### Records for the task ###

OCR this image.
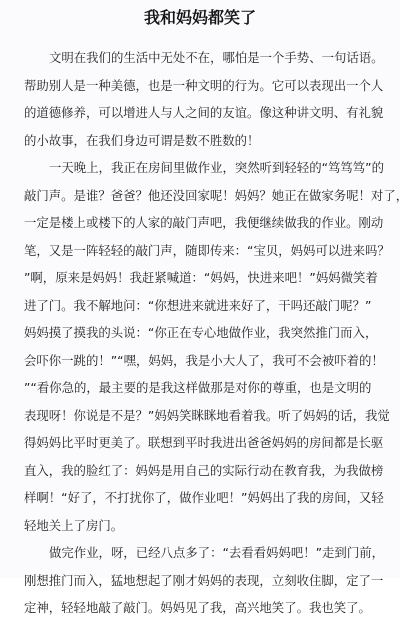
我和妈妈都笑了
文明在我们的生活中无处不在，哪怕是一个手势、一句话语。
帮助别人是一种美德，也是一种文明的行为。它可以表现出一个人
的道德修养，可以增进人与人之间的友谊。像这种讲文明、有礼貌
的小故事，在我们身边可谓是数不胜数的！
一天晚上，我正在房间里做作业，突然听到轻轻的“笃笃笃”的
敲门声。是谁？爸爸？他还没回家呢！妈妈？她正在做家务呢！对了，
一定是楼上或楼下的人家的敲门声吧，我便继续做我的作业。刚动
笔，又是一阵轻轻的敲门声，随即传来：“宝贝，妈妈可以进来吗？
”啊，原来是妈妈！我赶紧喊道：“妈妈，快进来吧！”妈妈微笑着
进了门。我不解地问：“你想进来就进来好了，干吗还敲门呢？”
妈妈摸了摸我的头说：“你正在专心地做作业，我突然推门而入，
会吓你一跳的！”“嘿，妈妈，我是小大人了，我可不会被吓着的！
”“看你急的，最主要的是我这样做那是对你的尊重，也是文明的
表现呀！你说是不是？”妈妈笑眯眯地看着我。听了妈妈的话，我觉
得妈妈比平时更美了。联想到平时我进出爸爸妈妈的房间都是长驱
直入，我的脸红了：妈妈是用自己的实际行动在教育我，为我做榜
样啊！“好了，不打扰你了，做作业吧！”妈妈出了我的房间，又轻
轻地关上了房门。
做完作业，呀，已经八点多了：“去看看妈妈吧！”走到门前，
刚想推门而入，猛地想起了刚才妈妈的表现，立刻收住脚，定了一
定神，轻轻地敲了敲门。妈妈见了我，高兴地笑了。我也笑了。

###

### [The task]
Leave out every picture and copy the rest of the records exactly.

### [Output of the exercise]
OCR this image.
我和妈妈都笑了
文明在我们的生活中无处不在，哪怕是一个手势、一句话语。
帮助别人是一种美德，也是一种文明的行为。它可以表现出一个人
的道德修养，可以增进人与人之间的友谊。像这种讲文明、有礼貌
的小故事，在我们身边可谓是数不胜数的！
一天晚上，我正在房间里做作业，突然听到轻轻的“笃笃笃”的
敲门声。是谁？爸爸？他还没回家呢！妈妈？她正在做家务呢！对了，
一定是楼上或楼下的人家的敲门声吧，我便继续做我的作业。刚动
笔，又是一阵轻轻的敲门声，随即传来：“宝贝，妈妈可以进来吗？
”啊，原来是妈妈！我赶紧喊道：“妈妈，快进来吧！”妈妈微笑着
进了门。我不解地问：“你想进来就进来好了，干吗还敲门呢？”
妈妈摸了摸我的头说：“你正在专心地做作业，我突然推门而入，
会吓你一跳的！”“嘿，妈妈，我是小大人了，我可不会被吓着的！
”“看你急的，最主要的是我这样做那是对你的尊重，也是文明的
表现呀！你说是不是？”妈妈笑眯眯地看着我。听了妈妈的话，我觉
得妈妈比平时更美了。联想到平时我进出爸爸妈妈的房间都是长驱
直入，我的脸红了：妈妈是用自己的实际行动在教育我，为我做榜
样啊！“好了，不打扰你了，做作业吧！”妈妈出了我的房间，又轻
轻地关上了房门。
做完作业，呀，已经八点多了：“去看看妈妈吧！”走到门前，
刚想推门而入，猛地想起了刚才妈妈的表现，立刻收住脚，定了一
定神，轻轻地敲了敲门。妈妈见了我，高兴地笑了。我也笑了。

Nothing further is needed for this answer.